- Task
Show all lines that include the string "lake"; copy each one.

- Records
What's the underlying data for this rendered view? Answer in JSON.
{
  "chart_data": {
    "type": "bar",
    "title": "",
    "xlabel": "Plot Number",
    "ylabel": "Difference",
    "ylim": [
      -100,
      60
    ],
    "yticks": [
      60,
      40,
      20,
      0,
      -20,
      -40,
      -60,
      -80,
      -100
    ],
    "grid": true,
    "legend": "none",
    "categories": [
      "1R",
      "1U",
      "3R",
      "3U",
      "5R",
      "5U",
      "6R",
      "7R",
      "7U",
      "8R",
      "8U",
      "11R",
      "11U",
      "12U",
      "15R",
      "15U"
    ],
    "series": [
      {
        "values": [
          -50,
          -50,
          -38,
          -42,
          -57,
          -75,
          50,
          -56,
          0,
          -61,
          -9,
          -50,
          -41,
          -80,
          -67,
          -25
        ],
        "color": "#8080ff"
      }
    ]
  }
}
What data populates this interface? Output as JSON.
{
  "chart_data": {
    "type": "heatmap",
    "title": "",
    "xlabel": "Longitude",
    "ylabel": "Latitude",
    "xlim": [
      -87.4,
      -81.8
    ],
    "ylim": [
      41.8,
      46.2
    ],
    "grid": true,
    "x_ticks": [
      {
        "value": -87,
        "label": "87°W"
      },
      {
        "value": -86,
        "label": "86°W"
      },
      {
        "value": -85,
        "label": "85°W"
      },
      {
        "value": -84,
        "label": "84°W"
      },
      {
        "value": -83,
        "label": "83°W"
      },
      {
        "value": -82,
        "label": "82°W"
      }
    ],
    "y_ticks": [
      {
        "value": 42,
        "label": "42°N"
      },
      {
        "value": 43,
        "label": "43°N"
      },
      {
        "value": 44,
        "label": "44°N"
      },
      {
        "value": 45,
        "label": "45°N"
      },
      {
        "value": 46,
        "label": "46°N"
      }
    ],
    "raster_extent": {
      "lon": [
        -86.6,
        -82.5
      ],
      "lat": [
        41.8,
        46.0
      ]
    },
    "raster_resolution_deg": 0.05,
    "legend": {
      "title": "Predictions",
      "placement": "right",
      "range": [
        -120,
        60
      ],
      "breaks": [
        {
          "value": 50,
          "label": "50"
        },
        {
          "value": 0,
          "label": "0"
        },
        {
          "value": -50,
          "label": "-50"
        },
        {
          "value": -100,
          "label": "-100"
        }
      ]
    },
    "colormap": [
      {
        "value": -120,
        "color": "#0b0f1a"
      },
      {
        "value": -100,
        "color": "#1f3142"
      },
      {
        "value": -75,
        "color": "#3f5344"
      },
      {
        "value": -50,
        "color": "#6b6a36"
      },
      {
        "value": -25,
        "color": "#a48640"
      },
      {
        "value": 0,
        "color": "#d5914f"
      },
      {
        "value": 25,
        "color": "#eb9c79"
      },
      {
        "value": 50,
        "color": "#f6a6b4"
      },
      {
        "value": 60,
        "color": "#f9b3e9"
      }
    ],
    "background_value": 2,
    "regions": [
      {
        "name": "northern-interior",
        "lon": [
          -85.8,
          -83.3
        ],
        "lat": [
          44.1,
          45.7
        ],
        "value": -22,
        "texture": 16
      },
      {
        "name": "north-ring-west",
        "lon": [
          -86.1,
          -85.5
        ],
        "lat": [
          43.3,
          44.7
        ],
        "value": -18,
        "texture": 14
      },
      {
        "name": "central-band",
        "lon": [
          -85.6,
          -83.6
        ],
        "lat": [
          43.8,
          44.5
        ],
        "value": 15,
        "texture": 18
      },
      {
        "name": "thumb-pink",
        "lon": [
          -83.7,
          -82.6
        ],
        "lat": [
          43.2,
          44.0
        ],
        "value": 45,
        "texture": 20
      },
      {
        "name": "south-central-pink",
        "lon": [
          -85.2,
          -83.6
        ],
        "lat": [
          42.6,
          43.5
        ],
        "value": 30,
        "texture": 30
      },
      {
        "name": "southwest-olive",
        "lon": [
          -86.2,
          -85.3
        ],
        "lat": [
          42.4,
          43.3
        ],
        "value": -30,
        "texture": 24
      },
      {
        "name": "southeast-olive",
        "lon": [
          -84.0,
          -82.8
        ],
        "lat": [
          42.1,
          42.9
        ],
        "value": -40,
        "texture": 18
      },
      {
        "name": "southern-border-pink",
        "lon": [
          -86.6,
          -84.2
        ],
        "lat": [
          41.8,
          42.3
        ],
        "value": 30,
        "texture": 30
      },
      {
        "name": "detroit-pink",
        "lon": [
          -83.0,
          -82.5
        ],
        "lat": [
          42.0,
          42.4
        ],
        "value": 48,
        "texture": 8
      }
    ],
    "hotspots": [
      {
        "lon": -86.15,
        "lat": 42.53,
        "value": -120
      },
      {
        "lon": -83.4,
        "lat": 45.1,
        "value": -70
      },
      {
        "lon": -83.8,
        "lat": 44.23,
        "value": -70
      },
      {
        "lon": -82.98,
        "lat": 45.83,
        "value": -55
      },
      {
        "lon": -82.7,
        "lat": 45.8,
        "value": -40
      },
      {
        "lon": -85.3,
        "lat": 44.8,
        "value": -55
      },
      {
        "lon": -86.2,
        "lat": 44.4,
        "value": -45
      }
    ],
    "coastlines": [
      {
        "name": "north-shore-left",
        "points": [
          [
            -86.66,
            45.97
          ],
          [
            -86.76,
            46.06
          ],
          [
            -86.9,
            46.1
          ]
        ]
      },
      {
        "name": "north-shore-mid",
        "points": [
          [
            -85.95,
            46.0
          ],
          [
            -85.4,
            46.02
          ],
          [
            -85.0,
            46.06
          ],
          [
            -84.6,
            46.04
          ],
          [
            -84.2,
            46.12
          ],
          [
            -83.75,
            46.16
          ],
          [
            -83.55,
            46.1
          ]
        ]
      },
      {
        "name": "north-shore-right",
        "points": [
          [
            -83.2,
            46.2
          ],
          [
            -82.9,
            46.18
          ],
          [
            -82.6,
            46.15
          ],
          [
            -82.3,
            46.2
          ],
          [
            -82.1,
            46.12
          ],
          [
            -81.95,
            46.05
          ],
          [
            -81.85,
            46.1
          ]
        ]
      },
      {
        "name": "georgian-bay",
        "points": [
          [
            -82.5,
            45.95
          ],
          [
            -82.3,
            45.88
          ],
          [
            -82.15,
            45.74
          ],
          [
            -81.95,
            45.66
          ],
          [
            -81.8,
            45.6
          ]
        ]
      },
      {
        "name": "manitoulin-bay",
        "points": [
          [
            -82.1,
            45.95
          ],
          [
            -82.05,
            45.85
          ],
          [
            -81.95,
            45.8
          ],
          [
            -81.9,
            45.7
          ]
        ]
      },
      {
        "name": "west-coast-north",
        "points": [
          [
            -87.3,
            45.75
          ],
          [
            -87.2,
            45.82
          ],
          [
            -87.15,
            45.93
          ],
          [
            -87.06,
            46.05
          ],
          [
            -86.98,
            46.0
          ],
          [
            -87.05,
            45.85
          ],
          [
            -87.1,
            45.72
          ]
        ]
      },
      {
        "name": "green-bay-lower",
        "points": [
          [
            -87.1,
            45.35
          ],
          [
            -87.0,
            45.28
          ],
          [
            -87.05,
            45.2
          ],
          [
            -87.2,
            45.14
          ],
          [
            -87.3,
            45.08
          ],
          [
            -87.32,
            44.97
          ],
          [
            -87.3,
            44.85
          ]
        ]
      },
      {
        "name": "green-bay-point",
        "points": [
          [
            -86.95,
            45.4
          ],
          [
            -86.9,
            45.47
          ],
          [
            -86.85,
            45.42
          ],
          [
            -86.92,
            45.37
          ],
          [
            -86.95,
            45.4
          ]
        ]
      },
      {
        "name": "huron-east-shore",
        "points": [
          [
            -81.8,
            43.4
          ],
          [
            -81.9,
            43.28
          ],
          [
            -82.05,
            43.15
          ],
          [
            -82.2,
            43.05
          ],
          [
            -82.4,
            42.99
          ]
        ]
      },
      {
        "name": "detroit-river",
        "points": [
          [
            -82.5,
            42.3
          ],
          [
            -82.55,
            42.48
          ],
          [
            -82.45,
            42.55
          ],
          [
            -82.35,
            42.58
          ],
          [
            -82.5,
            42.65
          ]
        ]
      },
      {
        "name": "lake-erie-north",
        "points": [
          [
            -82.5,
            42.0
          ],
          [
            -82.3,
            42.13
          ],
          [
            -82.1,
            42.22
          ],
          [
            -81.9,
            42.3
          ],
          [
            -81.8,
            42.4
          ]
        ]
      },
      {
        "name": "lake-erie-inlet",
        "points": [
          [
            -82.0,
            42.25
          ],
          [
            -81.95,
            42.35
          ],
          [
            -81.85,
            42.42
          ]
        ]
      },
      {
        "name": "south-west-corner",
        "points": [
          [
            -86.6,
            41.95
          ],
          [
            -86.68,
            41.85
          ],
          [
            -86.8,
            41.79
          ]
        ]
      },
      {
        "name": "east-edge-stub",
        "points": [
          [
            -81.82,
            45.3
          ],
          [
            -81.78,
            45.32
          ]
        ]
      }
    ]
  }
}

---

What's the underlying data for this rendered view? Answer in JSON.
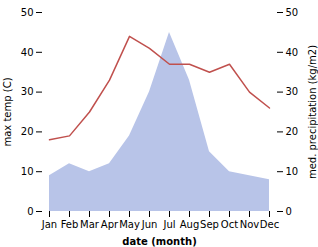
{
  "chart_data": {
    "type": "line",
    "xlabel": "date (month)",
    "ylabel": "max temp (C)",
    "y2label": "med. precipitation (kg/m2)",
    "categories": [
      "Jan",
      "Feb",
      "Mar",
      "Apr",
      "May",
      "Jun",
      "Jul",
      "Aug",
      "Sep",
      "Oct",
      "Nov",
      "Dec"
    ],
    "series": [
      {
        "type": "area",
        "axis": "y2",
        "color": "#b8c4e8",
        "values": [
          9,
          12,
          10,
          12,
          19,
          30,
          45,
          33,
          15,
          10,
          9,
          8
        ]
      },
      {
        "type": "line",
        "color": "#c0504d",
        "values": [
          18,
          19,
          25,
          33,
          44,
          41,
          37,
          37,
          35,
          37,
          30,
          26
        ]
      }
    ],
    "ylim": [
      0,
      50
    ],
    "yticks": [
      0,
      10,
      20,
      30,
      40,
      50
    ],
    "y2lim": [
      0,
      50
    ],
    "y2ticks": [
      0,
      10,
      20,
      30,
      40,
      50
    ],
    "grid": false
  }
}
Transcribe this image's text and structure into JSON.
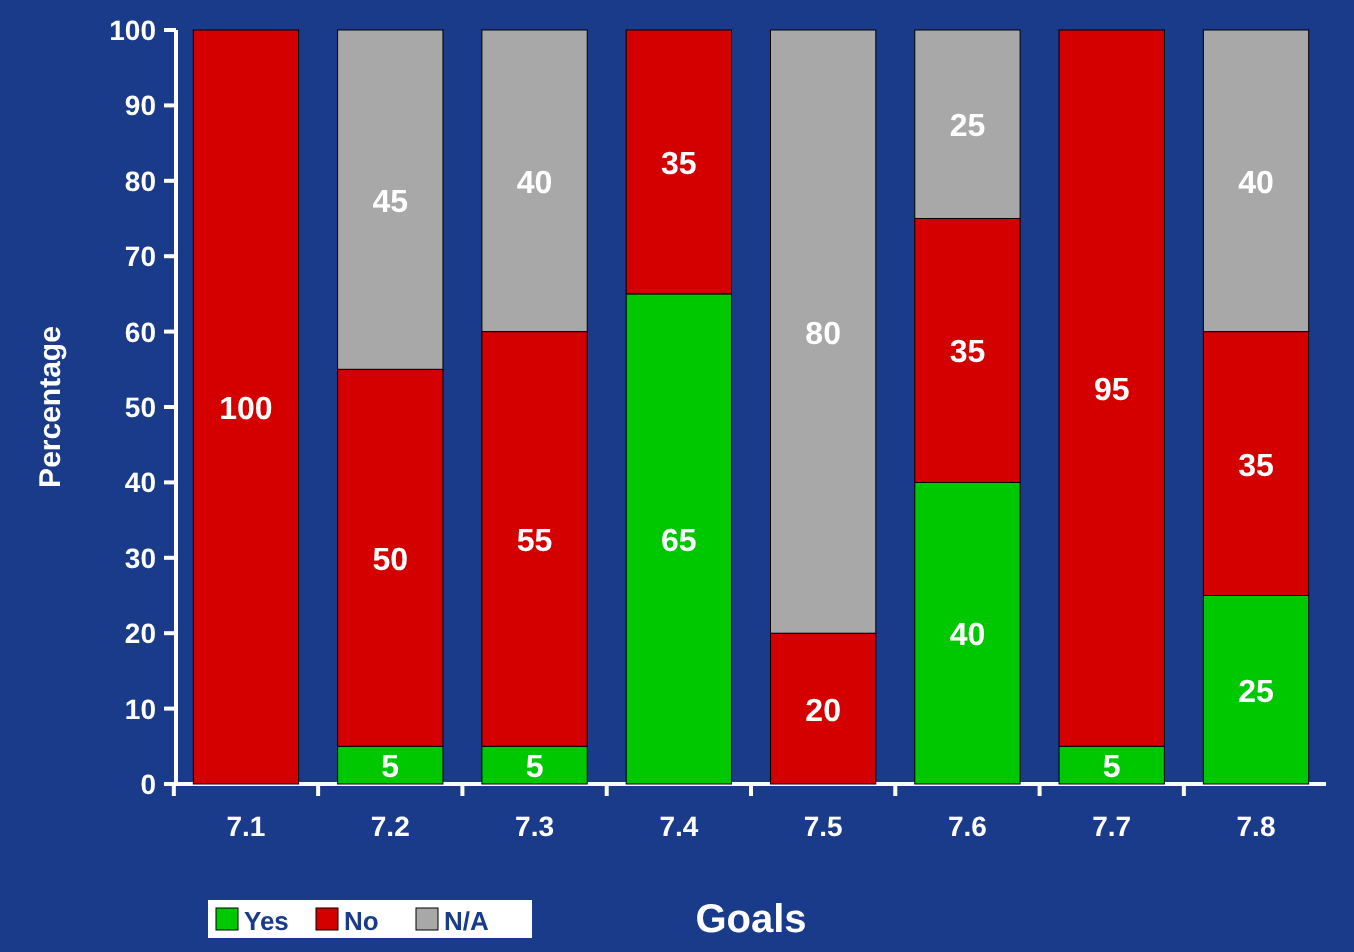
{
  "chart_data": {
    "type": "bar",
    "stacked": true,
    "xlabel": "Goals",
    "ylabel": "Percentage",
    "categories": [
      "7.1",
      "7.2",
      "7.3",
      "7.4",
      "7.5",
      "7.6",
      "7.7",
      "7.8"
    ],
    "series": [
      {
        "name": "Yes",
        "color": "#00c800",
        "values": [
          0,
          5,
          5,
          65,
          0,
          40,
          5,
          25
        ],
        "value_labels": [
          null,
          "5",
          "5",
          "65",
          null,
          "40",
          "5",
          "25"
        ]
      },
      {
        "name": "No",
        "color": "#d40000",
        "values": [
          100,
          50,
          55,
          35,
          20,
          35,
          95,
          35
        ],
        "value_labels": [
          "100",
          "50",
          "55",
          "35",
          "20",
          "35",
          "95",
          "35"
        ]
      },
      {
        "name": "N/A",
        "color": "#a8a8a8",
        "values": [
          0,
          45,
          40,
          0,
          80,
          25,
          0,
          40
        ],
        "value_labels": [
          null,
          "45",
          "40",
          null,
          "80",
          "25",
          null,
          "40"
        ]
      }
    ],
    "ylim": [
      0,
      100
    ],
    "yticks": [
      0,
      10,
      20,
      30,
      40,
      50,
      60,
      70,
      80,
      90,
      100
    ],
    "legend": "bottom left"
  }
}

* * *

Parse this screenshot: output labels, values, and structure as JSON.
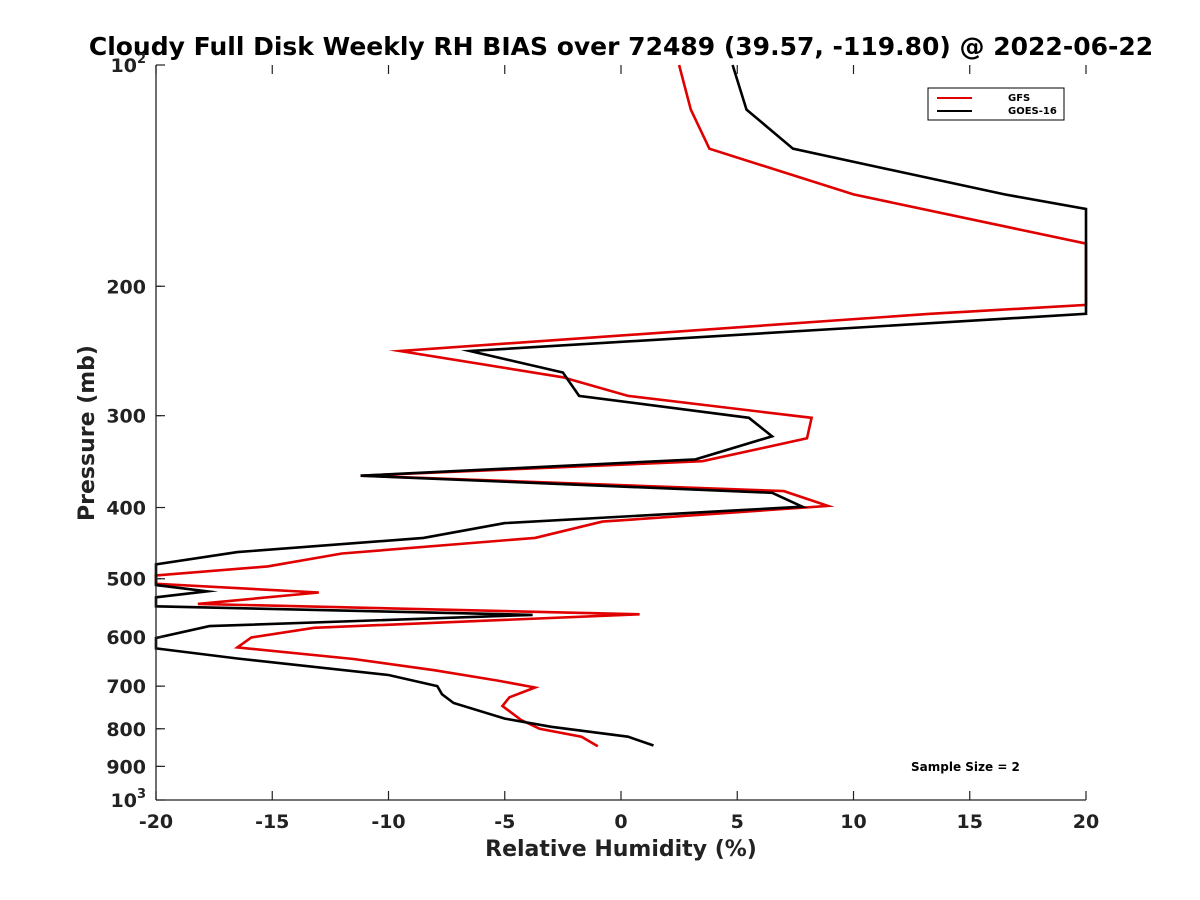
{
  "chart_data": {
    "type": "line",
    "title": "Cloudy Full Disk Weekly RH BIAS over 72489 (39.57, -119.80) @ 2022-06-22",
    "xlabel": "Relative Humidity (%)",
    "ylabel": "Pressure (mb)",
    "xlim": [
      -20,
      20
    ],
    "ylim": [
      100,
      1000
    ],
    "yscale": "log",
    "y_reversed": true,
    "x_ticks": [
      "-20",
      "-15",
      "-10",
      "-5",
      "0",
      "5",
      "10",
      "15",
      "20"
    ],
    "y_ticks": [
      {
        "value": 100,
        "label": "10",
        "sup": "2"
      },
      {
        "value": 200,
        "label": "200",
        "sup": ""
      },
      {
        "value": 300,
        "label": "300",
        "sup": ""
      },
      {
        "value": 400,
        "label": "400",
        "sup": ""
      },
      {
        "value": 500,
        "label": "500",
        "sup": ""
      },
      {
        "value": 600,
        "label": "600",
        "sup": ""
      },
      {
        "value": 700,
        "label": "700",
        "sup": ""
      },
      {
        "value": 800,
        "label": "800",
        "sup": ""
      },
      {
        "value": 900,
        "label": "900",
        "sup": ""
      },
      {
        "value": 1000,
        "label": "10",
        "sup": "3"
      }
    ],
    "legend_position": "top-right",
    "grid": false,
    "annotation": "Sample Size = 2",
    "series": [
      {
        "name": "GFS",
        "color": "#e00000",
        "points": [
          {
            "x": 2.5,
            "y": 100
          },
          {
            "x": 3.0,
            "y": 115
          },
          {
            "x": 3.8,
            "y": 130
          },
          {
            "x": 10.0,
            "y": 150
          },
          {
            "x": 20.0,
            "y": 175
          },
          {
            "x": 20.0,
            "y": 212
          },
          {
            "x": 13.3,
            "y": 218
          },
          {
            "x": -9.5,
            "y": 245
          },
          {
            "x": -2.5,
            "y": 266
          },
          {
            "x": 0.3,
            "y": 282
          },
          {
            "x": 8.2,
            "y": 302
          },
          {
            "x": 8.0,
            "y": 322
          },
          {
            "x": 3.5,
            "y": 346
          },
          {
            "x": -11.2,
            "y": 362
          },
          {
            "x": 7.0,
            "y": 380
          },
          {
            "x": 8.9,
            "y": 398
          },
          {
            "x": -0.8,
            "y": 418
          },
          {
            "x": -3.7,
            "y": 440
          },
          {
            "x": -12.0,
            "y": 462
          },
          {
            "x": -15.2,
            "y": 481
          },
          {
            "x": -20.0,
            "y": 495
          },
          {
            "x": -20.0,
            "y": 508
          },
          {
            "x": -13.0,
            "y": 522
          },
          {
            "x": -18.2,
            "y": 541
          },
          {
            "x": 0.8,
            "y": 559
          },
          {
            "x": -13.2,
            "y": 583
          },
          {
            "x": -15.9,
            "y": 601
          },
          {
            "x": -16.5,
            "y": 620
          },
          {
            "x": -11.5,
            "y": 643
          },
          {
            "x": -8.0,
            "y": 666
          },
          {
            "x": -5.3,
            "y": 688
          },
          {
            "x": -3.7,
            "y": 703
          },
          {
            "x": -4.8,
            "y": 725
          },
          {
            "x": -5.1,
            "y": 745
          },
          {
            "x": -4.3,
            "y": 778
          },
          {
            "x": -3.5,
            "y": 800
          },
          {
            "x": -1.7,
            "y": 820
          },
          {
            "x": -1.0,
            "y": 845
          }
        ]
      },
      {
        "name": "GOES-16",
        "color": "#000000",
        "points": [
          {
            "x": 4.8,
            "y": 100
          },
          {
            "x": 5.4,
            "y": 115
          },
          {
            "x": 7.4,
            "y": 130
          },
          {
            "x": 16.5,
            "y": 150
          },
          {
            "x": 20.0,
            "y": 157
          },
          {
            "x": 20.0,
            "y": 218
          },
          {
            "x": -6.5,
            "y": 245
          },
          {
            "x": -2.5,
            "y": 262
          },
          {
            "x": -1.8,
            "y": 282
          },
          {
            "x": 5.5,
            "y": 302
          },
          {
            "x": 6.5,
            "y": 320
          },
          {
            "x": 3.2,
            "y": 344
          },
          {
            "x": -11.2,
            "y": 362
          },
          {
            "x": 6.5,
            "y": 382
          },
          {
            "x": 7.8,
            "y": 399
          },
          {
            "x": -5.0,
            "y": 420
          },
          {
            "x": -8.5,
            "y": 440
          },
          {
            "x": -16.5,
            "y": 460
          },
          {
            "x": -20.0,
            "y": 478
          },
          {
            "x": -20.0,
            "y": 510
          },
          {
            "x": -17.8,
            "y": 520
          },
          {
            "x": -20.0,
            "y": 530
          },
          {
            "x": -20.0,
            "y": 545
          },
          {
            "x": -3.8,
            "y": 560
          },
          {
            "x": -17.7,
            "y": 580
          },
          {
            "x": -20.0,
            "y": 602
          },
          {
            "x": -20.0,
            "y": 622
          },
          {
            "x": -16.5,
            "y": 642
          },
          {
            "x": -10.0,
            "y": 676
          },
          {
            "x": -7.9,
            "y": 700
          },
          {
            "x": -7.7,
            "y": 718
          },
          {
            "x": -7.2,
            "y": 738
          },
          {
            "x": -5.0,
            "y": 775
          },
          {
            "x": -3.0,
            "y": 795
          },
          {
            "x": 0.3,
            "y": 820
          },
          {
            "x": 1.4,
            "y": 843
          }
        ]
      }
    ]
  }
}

- Response to the task
        "name": "lake-erie-north",
        "name": "lake-erie-inlet",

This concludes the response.